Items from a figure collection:
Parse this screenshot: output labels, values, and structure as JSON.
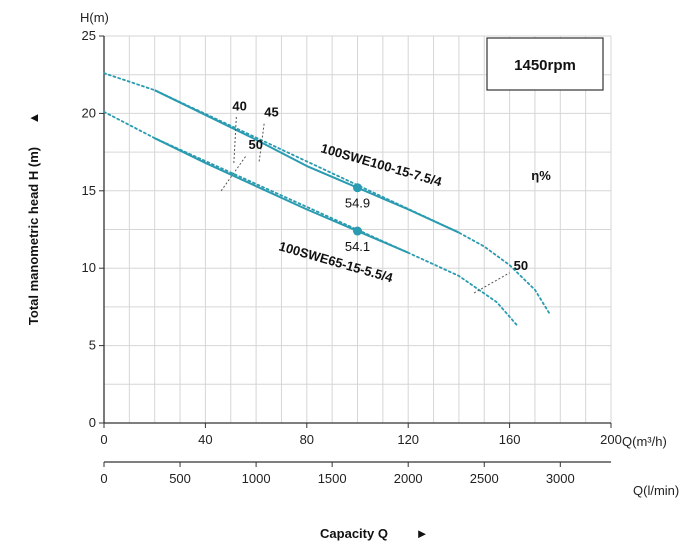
{
  "chart_data": {
    "type": "line",
    "speed_label": "1450rpm",
    "eta_label": "η%",
    "y_axis": {
      "unit_label": "H(m)",
      "title": "Total manometric head H (m)",
      "arrow": "▲",
      "range": [
        0,
        25
      ],
      "ticks": [
        0,
        5,
        10,
        15,
        20,
        25
      ]
    },
    "x_axis": {
      "unit_label": "Q(m³/h)",
      "range": [
        0,
        200
      ],
      "ticks": [
        0,
        40,
        80,
        120,
        160,
        200
      ]
    },
    "x_axis_secondary": {
      "unit_label": "Q(l/min)",
      "ticks": [
        0,
        500,
        1000,
        1500,
        2000,
        2500,
        3000
      ],
      "per_m3h": 16.6667
    },
    "capacity_title": "Capacity Q",
    "capacity_arrow": "►",
    "grid": true,
    "colors": {
      "curve": "#2a9bb0",
      "grid": "#d6d6d6",
      "axis": "#333333",
      "iso": "#555555"
    },
    "series": [
      {
        "name": "100SWE100-15-7.5/4",
        "solid": [
          [
            20,
            21.5
          ],
          [
            40,
            19.9
          ],
          [
            60,
            18.3
          ],
          [
            80,
            16.6
          ],
          [
            100,
            15.2
          ],
          [
            120,
            13.8
          ],
          [
            140,
            12.3
          ]
        ],
        "dotted": [
          [
            0,
            22.6
          ],
          [
            20,
            21.5
          ],
          [
            140,
            12.3
          ],
          [
            150,
            11.4
          ],
          [
            160,
            10.2
          ],
          [
            170,
            8.6
          ],
          [
            176,
            7.0
          ]
        ],
        "operating_point": {
          "x": 100,
          "y": 15.2,
          "label": "54.9"
        }
      },
      {
        "name": "100SWE65-15-5.5/4",
        "solid": [
          [
            20,
            18.4
          ],
          [
            40,
            16.8
          ],
          [
            60,
            15.3
          ],
          [
            80,
            13.8
          ],
          [
            100,
            12.4
          ],
          [
            120,
            11.0
          ]
        ],
        "dotted": [
          [
            0,
            20.1
          ],
          [
            20,
            18.4
          ],
          [
            120,
            11.0
          ],
          [
            140,
            9.5
          ],
          [
            155,
            7.8
          ],
          [
            163,
            6.3
          ]
        ],
        "operating_point": {
          "x": 100,
          "y": 12.4,
          "label": "54.1"
        }
      }
    ],
    "efficiency_lines": [
      {
        "label": "40",
        "from": [
          67,
          16.8
        ],
        "to": [
          68,
          19.8
        ]
      },
      {
        "label": "45",
        "from": [
          77,
          16.9
        ],
        "to": [
          79,
          19.4
        ]
      },
      {
        "label": "50",
        "from": [
          62,
          15.0
        ],
        "to": [
          72,
          17.3
        ]
      },
      {
        "label": "50",
        "from": [
          146,
          8.4
        ],
        "to": [
          160,
          9.7
        ]
      }
    ]
  }
}
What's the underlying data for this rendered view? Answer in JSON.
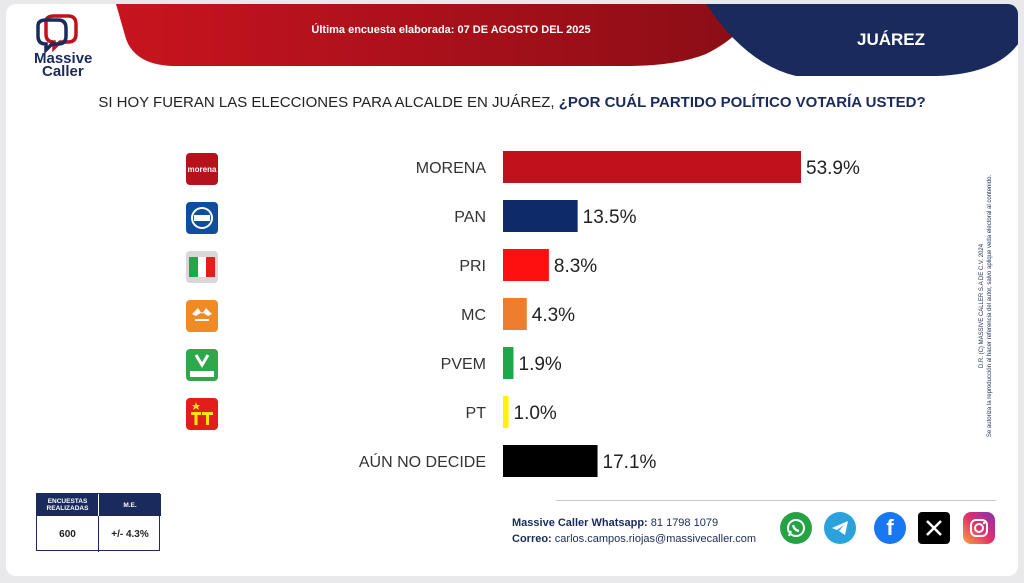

• [Written request] Copy the data word for word. Pictures do not go in the copy.

• [Written response]
Parse this screenshot: output labels, values, and structure as JSON.
{
  "chart_data": {
    "type": "line",
    "speed_label": "1450rpm",
    "eta_label": "η%",
    "y_axis": {
      "unit_label": "H(m)",
      "title": "Total manometric head H (m)",
      "arrow": "▲",
      "range": [
        0,
        25
      ],
      "ticks": [
        0,
        5,
        10,
        15,
        20,
        25
      ]
    },
    "x_axis": {
      "unit_label": "Q(m³/h)",
      "range": [
        0,
        200
      ],
      "ticks": [
        0,
        40,
        80,
        120,
        160,
        200
      ]
    },
    "x_axis_secondary": {
      "unit_label": "Q(l/min)",
      "ticks": [
        0,
        500,
        1000,
        1500,
        2000,
        2500,
        3000
      ],
      "per_m3h": 16.6667
    },
    "capacity_title": "Capacity Q",
    "capacity_arrow": "►",
    "grid": true,
    "colors": {
      "curve": "#2a9bb0",
      "grid": "#d6d6d6",
      "axis": "#333333",
      "iso": "#555555"
    },
    "series": [
      {
        "name": "100SWE100-15-7.5/4",
        "solid": [
          [
            20,
            21.5
          ],
          [
            40,
            19.9
          ],
          [
            60,
            18.3
          ],
          [
            80,
            16.6
          ],
          [
            100,
            15.2
          ],
          [
            120,
            13.8
          ],
          [
            140,
            12.3
          ]
        ],
        "dotted": [
          [
            0,
            22.6
          ],
          [
            20,
            21.5
          ],
          [
            140,
            12.3
          ],
          [
            150,
            11.4
          ],
          [
            160,
            10.2
          ],
          [
            170,
            8.6
          ],
          [
            176,
            7.0
          ]
        ],
        "operating_point": {
          "x": 100,
          "y": 15.2,
          "label": "54.9"
        }
      },
      {
        "name": "100SWE65-15-5.5/4",
        "solid": [
          [
            20,
            18.4
          ],
          [
            40,
            16.8
          ],
          [
            60,
            15.3
          ],
          [
            80,
            13.8
          ],
          [
            100,
            12.4
          ],
          [
            120,
            11.0
          ]
        ],
        "dotted": [
          [
            0,
            20.1
          ],
          [
            20,
            18.4
          ],
          [
            120,
            11.0
          ],
          [
            140,
            9.5
          ],
          [
            155,
            7.8
          ],
          [
            163,
            6.3
          ]
        ],
        "operating_point": {
          "x": 100,
          "y": 12.4,
          "label": "54.1"
        }
      }
    ],
    "efficiency_lines": [
      {
        "label": "40",
        "from": [
          67,
          16.8
        ],
        "to": [
          68,
          19.8
        ]
      },
      {
        "label": "45",
        "from": [
          77,
          16.9
        ],
        "to": [
          79,
          19.4
        ]
      },
      {
        "label": "50",
        "from": [
          62,
          15.0
        ],
        "to": [
          72,
          17.3
        ]
      },
      {
        "label": "50",
        "from": [
          146,
          8.4
        ],
        "to": [
          160,
          9.7
        ]
      }
    ]
  }
}
What's the underlying data for this rendered view? Answer in JSON.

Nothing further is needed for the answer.